# About this exercise
With the pictures omitted, repeat exactly the lines below starting with the line that has "Give me the" and going on through the line that has "UI element localization: list".
+++ Material shown +++
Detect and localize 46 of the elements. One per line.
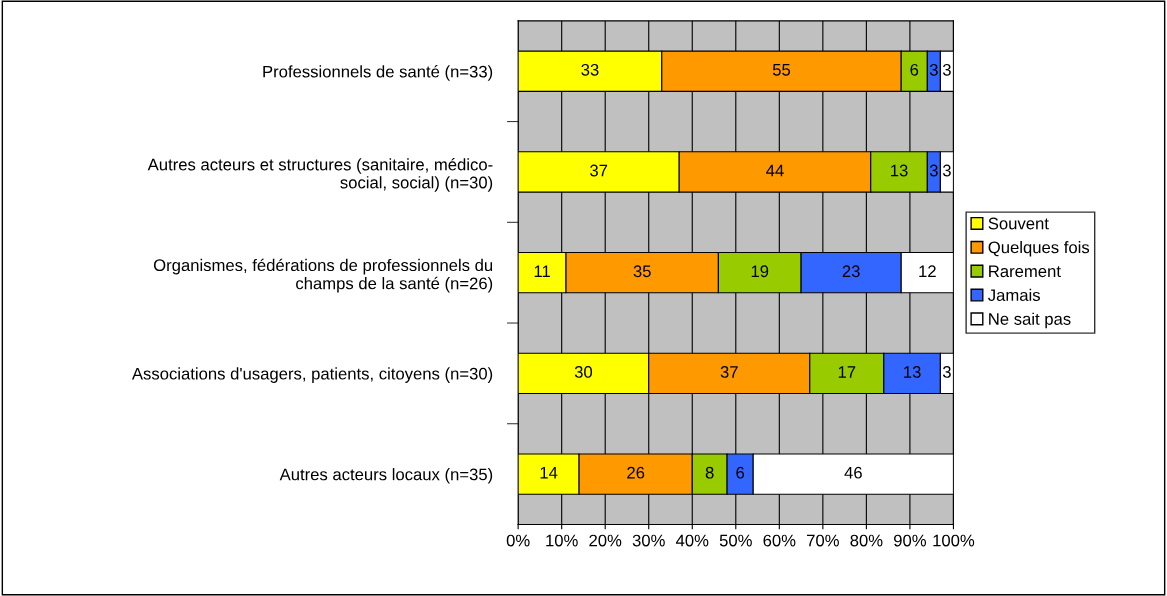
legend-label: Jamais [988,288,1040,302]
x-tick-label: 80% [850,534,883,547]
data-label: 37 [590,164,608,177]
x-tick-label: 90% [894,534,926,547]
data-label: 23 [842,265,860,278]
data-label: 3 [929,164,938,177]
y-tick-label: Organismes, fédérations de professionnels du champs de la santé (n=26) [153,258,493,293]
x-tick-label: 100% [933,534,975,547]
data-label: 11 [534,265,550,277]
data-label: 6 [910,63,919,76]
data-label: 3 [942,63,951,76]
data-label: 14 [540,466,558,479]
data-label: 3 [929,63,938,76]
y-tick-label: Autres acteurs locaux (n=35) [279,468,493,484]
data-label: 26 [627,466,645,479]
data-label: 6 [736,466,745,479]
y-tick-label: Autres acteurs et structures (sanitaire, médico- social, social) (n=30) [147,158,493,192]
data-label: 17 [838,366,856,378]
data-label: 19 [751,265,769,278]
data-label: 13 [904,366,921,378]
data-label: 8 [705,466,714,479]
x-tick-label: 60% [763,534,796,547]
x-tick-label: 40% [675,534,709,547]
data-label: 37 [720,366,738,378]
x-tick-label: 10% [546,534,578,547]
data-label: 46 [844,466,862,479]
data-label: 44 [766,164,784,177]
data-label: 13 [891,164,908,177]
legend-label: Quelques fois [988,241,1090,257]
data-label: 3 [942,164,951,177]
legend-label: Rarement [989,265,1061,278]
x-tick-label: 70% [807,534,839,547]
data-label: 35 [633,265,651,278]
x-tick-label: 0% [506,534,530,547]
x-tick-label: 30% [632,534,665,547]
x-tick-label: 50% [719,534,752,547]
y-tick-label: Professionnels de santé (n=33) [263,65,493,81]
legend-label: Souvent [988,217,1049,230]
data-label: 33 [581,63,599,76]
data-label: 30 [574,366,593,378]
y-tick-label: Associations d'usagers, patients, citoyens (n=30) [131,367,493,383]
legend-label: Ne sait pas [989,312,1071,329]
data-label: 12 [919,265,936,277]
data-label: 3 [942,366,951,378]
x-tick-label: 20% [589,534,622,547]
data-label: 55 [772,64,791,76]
+++
+++ Material shown +++
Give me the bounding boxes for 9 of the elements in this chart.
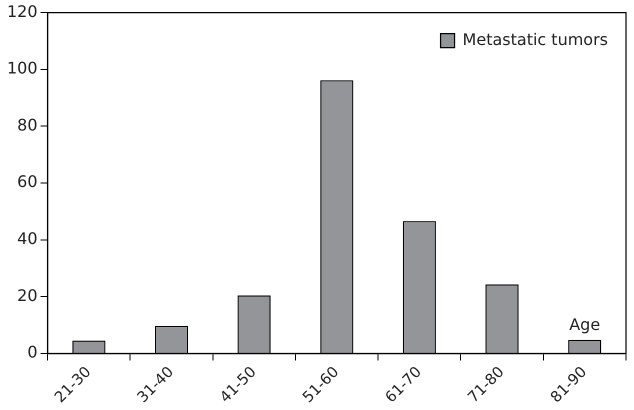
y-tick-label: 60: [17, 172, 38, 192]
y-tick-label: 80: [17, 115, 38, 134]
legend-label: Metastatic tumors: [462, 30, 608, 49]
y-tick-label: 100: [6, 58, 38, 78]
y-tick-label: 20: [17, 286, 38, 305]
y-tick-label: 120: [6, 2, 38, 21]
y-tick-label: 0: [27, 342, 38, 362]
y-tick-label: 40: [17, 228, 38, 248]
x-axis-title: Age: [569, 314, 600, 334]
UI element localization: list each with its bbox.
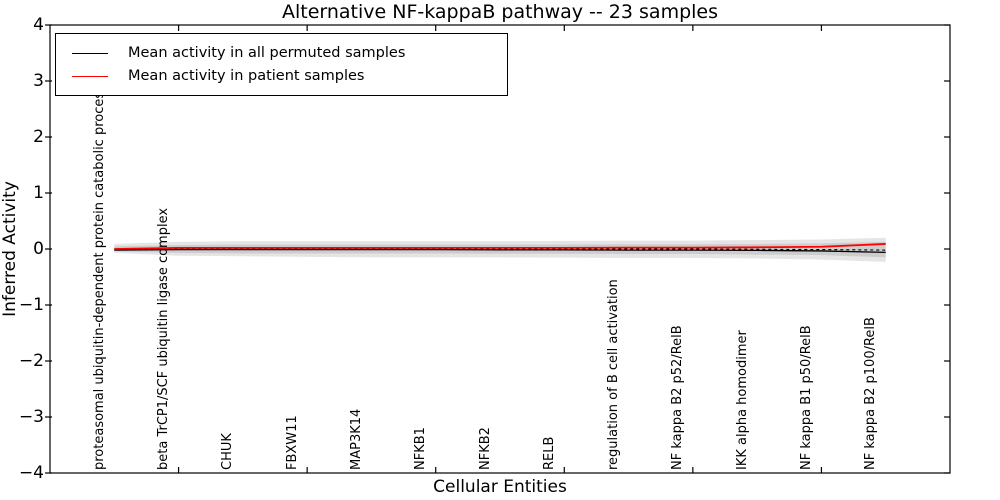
+++
+++ Material shown +++
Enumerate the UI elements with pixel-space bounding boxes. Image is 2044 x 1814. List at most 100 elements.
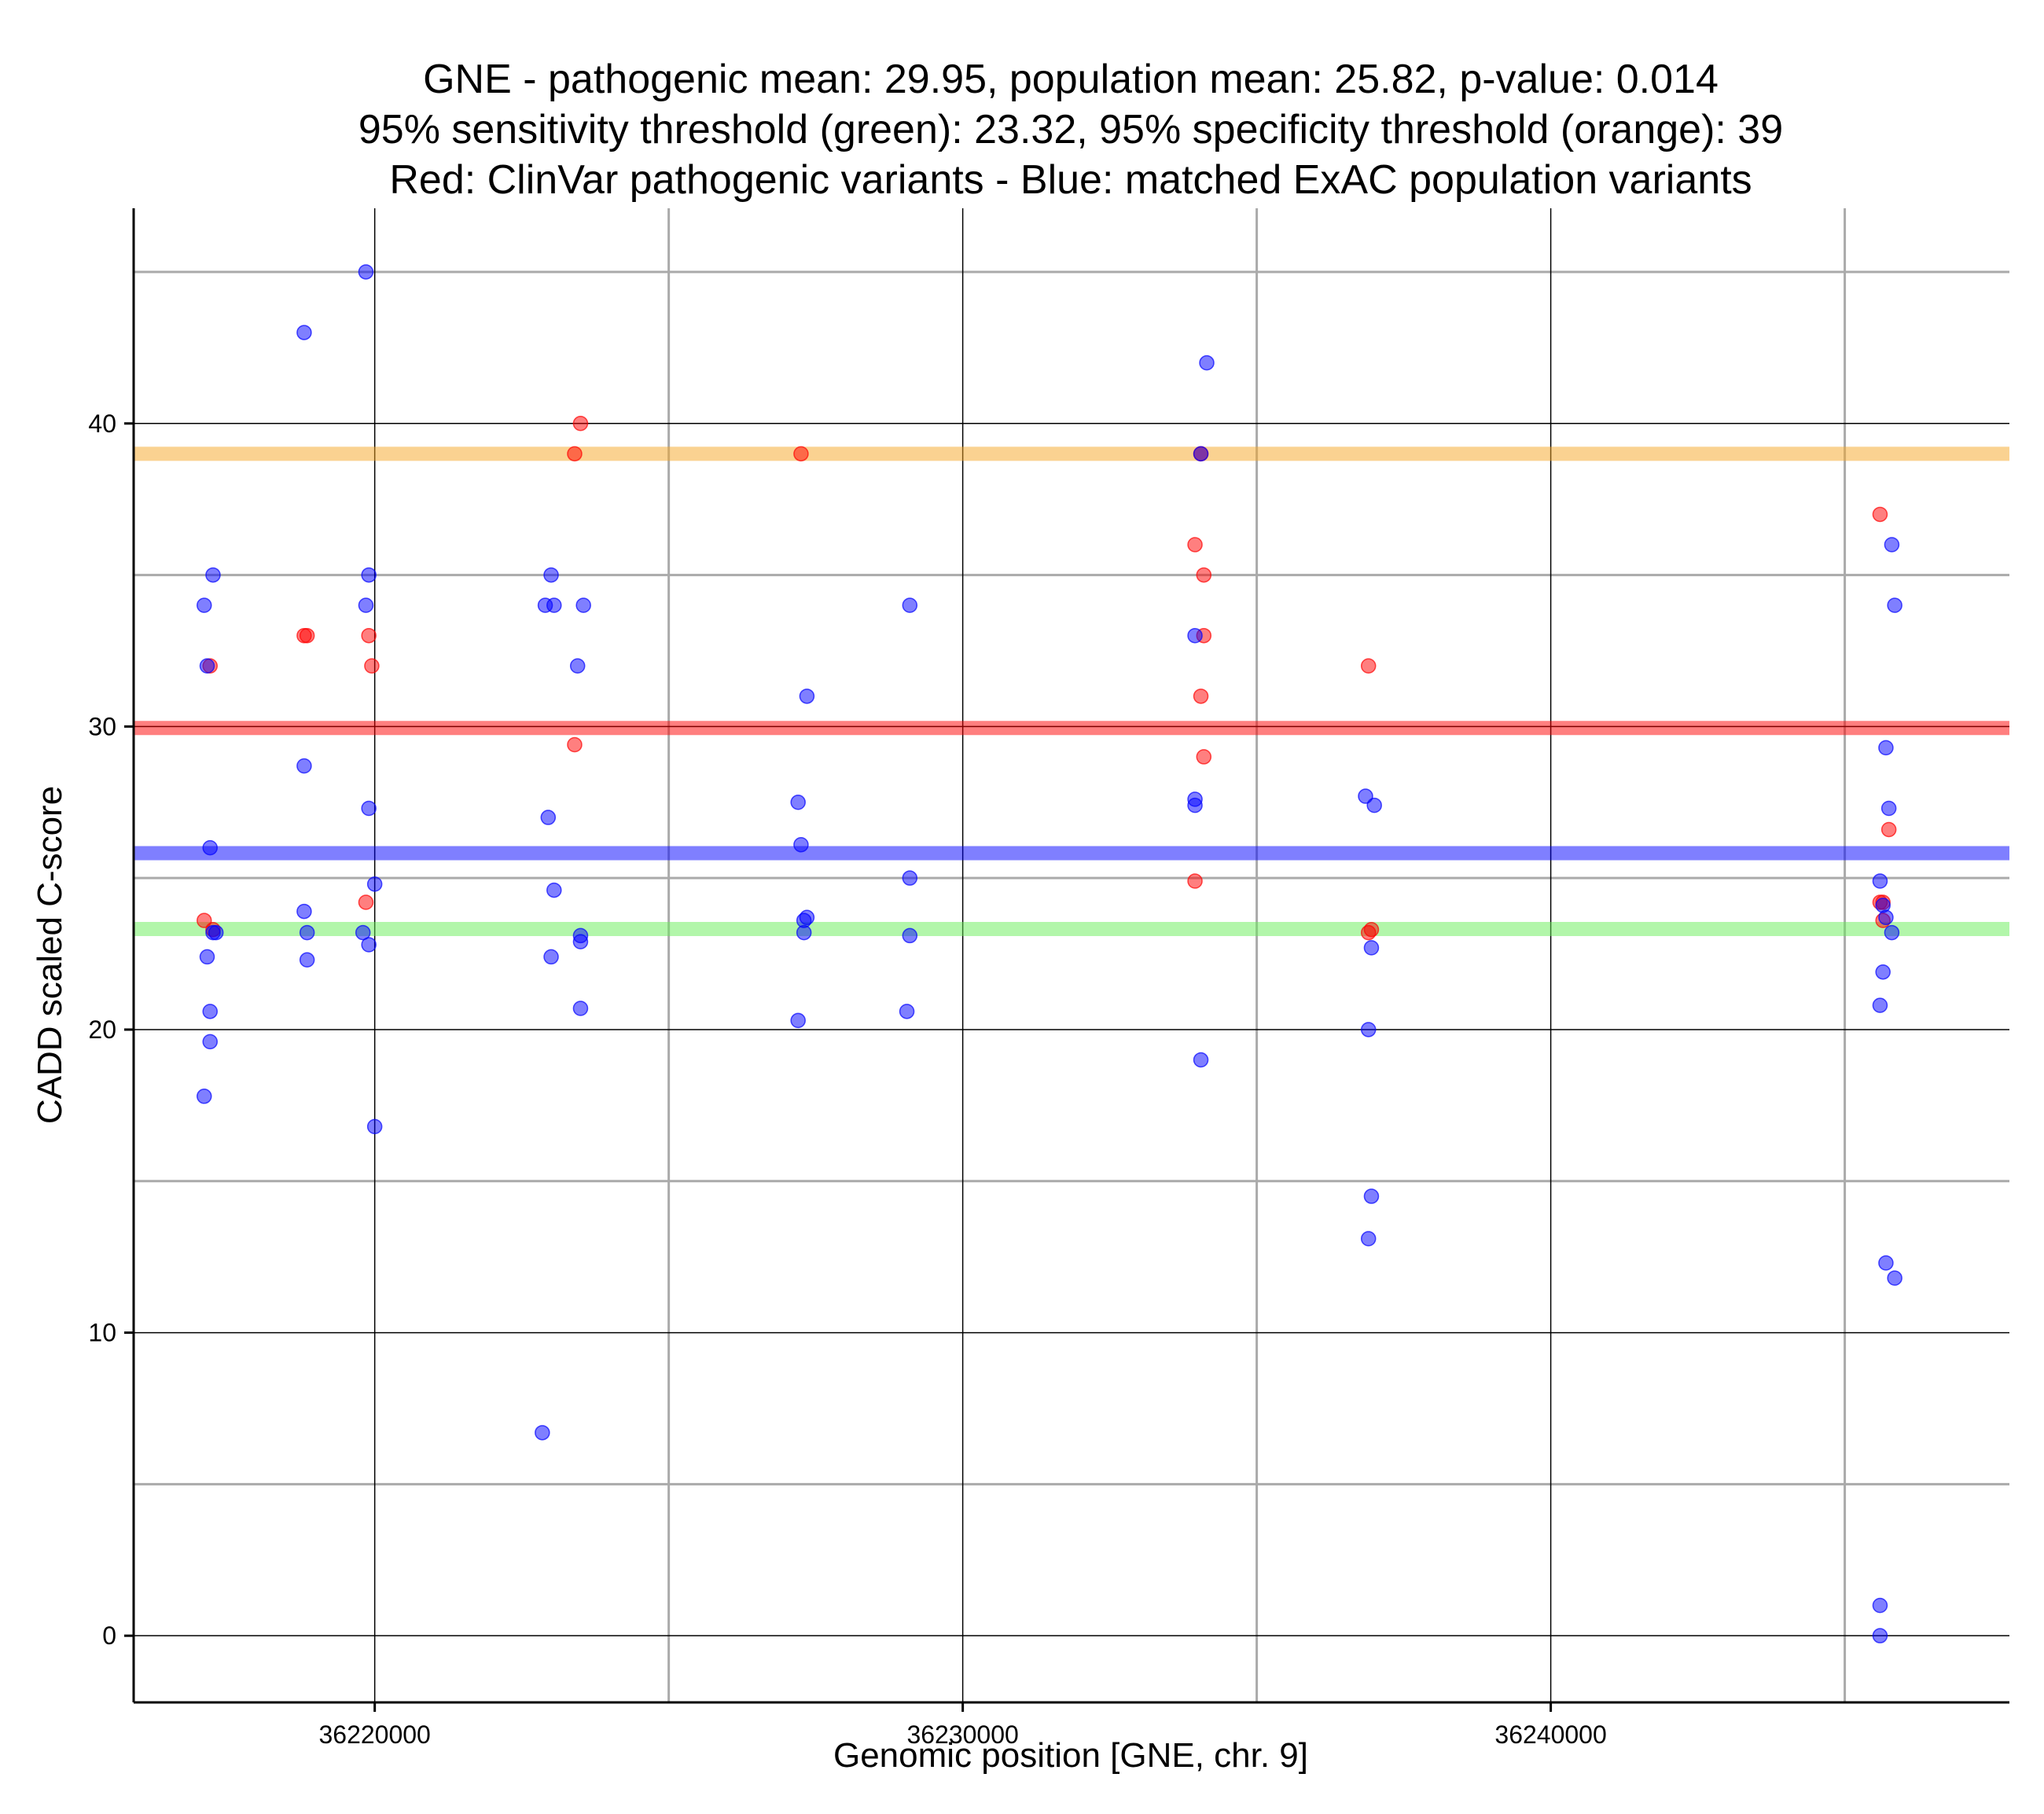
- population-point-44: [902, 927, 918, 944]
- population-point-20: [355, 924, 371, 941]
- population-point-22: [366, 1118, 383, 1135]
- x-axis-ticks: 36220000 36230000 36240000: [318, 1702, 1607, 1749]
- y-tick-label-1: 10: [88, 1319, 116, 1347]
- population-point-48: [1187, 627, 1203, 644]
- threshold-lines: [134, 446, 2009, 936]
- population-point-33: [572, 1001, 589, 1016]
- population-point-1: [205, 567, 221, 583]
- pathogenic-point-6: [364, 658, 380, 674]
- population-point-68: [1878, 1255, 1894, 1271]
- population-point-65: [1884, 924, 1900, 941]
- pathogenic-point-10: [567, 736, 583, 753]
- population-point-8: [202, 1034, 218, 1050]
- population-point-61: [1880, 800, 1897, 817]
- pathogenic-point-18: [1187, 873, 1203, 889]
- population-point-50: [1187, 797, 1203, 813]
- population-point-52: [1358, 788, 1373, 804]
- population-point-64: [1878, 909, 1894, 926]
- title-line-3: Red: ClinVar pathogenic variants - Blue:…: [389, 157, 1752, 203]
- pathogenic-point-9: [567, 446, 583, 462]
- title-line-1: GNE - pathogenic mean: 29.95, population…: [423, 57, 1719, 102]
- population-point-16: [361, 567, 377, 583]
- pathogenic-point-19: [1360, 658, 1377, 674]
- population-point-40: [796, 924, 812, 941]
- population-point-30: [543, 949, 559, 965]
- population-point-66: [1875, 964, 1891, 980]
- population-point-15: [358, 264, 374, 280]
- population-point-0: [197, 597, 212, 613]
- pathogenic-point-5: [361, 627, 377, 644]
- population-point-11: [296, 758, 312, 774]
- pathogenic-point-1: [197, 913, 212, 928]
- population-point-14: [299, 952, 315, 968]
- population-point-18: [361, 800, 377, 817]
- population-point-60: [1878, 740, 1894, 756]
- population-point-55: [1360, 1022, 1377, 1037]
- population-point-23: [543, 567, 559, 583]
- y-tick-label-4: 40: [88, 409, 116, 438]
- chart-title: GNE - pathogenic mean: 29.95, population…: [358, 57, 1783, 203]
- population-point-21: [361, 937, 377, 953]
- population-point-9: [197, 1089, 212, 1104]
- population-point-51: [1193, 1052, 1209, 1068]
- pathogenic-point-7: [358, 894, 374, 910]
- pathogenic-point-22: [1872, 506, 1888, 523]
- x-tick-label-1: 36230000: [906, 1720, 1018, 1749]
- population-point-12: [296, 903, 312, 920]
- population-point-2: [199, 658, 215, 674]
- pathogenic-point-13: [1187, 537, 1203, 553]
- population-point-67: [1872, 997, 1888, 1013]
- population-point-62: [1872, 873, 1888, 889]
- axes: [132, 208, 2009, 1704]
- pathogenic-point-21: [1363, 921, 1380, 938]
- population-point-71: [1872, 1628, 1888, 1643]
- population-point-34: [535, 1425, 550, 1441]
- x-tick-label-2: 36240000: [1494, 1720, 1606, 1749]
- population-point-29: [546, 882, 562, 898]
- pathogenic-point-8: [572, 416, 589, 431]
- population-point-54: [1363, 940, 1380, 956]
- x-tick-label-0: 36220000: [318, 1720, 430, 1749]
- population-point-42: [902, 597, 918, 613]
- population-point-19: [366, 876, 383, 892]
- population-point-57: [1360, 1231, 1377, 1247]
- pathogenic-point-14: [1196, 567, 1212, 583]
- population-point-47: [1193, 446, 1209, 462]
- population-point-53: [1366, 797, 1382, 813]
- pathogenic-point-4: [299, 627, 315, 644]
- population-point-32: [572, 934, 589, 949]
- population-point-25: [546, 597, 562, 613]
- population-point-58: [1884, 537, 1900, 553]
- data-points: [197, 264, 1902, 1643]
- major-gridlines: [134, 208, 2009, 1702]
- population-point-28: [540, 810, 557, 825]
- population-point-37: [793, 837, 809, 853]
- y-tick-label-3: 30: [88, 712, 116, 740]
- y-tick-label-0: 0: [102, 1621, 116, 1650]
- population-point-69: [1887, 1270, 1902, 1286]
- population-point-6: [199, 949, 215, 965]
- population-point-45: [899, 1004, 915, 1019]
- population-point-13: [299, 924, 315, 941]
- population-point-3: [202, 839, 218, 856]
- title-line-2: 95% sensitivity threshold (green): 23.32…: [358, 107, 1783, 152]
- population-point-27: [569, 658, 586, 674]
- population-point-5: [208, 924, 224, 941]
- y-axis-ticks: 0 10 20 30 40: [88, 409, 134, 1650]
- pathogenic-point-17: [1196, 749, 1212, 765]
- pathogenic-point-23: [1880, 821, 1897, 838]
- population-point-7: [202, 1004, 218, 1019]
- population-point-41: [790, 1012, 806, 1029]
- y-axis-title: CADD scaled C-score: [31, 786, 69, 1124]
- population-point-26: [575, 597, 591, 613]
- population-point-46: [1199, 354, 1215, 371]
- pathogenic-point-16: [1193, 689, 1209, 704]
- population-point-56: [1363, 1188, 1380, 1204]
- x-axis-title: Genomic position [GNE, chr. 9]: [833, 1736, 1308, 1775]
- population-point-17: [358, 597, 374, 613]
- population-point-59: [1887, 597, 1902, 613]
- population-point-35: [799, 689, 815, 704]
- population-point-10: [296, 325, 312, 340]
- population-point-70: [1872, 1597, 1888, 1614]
+++
# Answer for this exercise
Give me the bounding boxes for 9 of the elements in this chart.
y-tick-label: 60: [17, 172, 38, 192]
y-tick-label: 80: [17, 115, 38, 134]
legend-label: Metastatic tumors: [462, 30, 608, 49]
y-tick-label: 100: [6, 58, 38, 78]
y-tick-label: 20: [17, 286, 38, 305]
y-tick-label: 120: [6, 2, 38, 21]
y-tick-label: 0: [27, 342, 38, 362]
y-tick-label: 40: [17, 228, 38, 248]
x-axis-title: Age: [569, 314, 600, 334]
UI element localization: list each with its bbox.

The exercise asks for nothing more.